◆ **TASK**
Read the listing below and copy out every line that holds "page".

◆ **DATA TO USE**
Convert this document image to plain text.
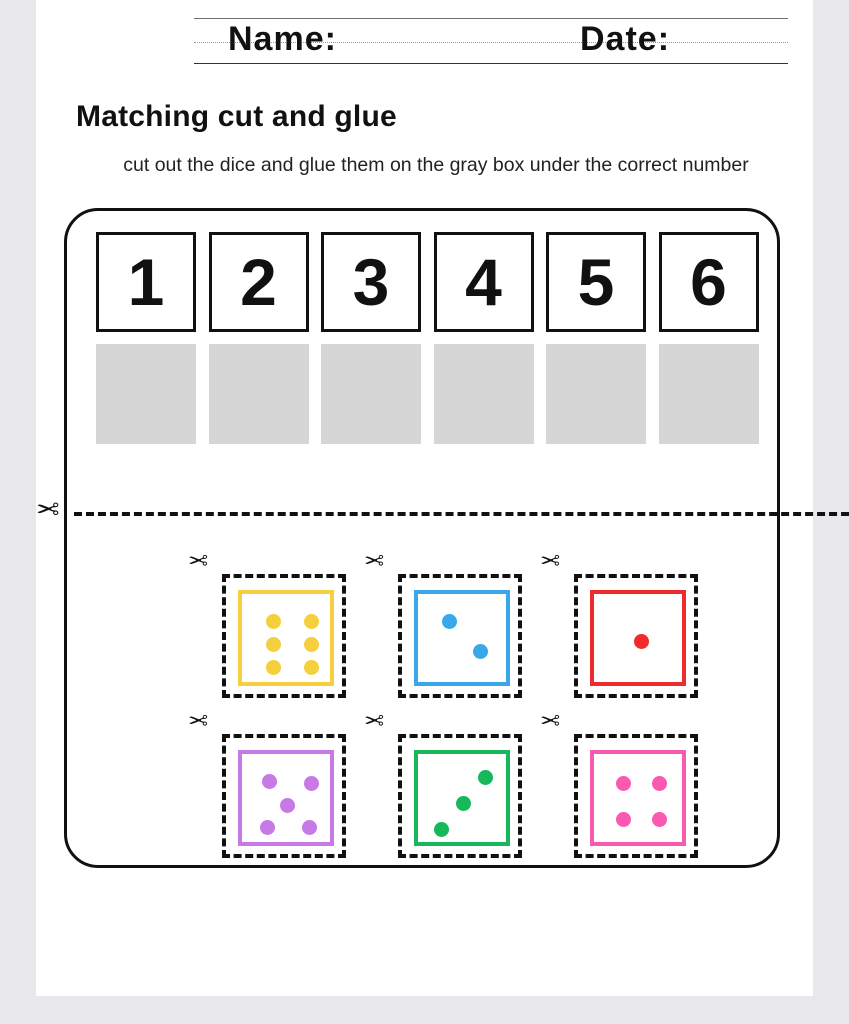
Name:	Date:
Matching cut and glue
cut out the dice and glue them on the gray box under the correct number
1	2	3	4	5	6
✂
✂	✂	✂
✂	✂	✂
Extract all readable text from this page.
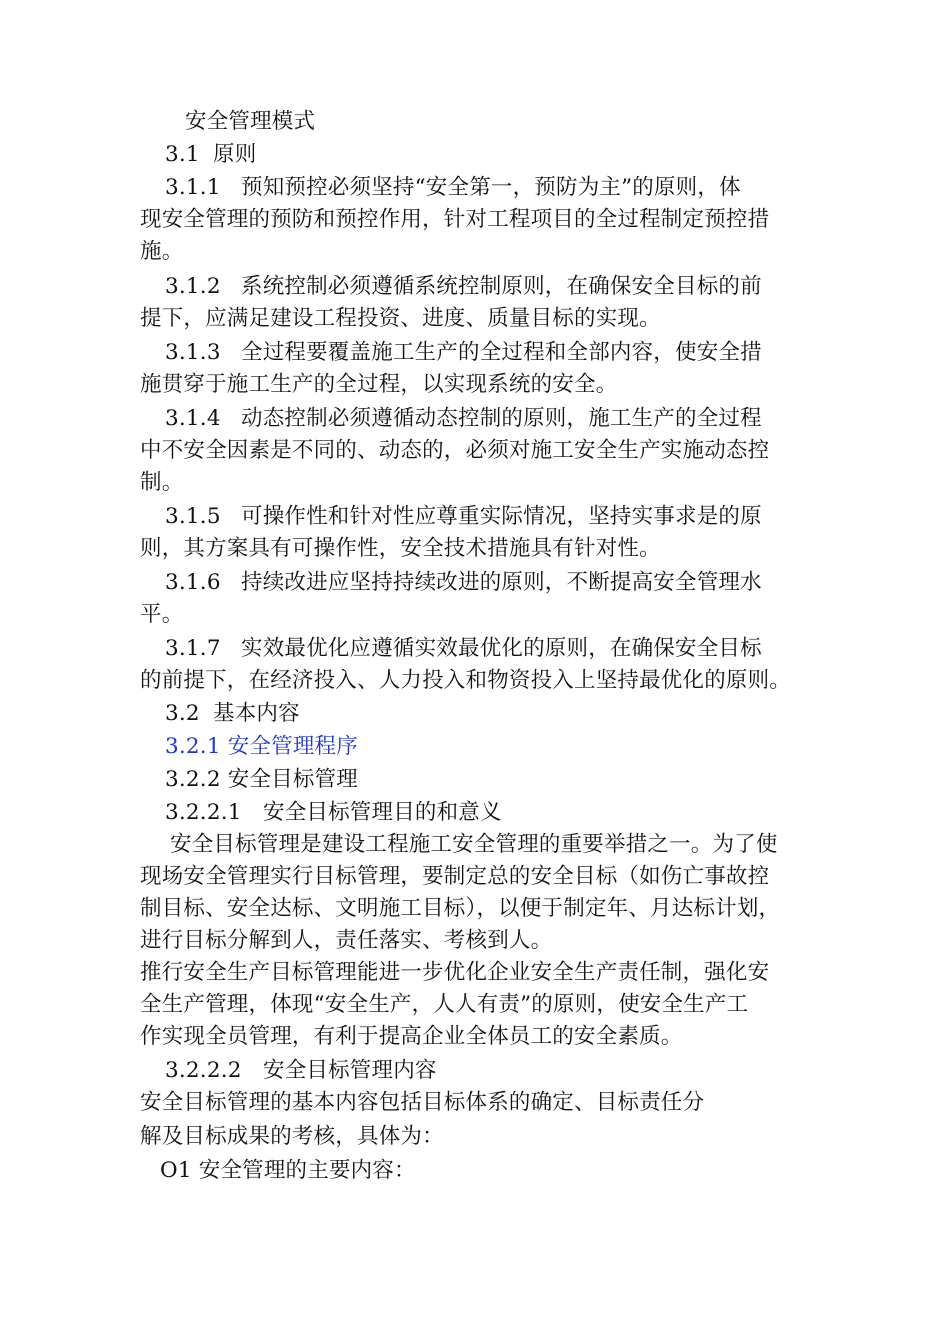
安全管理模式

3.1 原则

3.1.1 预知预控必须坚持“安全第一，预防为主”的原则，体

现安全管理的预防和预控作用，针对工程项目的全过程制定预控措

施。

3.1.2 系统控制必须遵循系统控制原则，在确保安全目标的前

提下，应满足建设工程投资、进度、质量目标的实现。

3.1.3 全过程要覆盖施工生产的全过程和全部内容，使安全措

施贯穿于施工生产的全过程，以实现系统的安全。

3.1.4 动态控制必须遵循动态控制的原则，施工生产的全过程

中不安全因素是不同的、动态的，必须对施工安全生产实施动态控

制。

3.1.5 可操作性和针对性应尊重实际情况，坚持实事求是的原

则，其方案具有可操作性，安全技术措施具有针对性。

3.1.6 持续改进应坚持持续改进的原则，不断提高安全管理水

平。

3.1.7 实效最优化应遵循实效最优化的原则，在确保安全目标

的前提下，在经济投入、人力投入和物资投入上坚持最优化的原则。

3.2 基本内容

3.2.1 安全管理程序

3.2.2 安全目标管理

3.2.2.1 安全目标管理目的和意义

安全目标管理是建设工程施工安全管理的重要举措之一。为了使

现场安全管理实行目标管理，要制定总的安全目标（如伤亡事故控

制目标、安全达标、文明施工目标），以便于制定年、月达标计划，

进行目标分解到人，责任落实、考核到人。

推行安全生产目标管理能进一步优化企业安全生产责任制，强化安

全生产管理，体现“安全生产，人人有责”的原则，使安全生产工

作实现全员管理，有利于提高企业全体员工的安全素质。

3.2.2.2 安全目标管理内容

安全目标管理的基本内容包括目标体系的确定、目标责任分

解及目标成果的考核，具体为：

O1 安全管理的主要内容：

---

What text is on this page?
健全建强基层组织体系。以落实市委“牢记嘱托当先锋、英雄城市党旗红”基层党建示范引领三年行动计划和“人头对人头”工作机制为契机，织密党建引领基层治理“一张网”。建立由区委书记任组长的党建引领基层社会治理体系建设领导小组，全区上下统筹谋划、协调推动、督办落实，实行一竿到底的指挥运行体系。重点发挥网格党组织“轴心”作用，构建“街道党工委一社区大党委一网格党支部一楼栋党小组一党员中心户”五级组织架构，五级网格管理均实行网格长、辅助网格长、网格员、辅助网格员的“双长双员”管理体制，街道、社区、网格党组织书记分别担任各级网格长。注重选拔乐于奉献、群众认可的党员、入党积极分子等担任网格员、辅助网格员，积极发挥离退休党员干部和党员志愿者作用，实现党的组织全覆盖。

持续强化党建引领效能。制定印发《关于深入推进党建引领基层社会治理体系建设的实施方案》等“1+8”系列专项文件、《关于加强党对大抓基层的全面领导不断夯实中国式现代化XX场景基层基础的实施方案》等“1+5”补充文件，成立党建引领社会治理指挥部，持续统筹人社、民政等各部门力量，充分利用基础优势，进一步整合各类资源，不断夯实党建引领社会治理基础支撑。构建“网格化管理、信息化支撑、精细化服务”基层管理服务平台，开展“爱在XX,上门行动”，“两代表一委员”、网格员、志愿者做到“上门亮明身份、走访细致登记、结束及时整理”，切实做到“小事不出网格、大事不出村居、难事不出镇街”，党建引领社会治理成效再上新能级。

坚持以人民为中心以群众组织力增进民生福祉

◆ **RESPONSE TO THE EXERCISE**
Extract all readable text from this page.
What text is on this page?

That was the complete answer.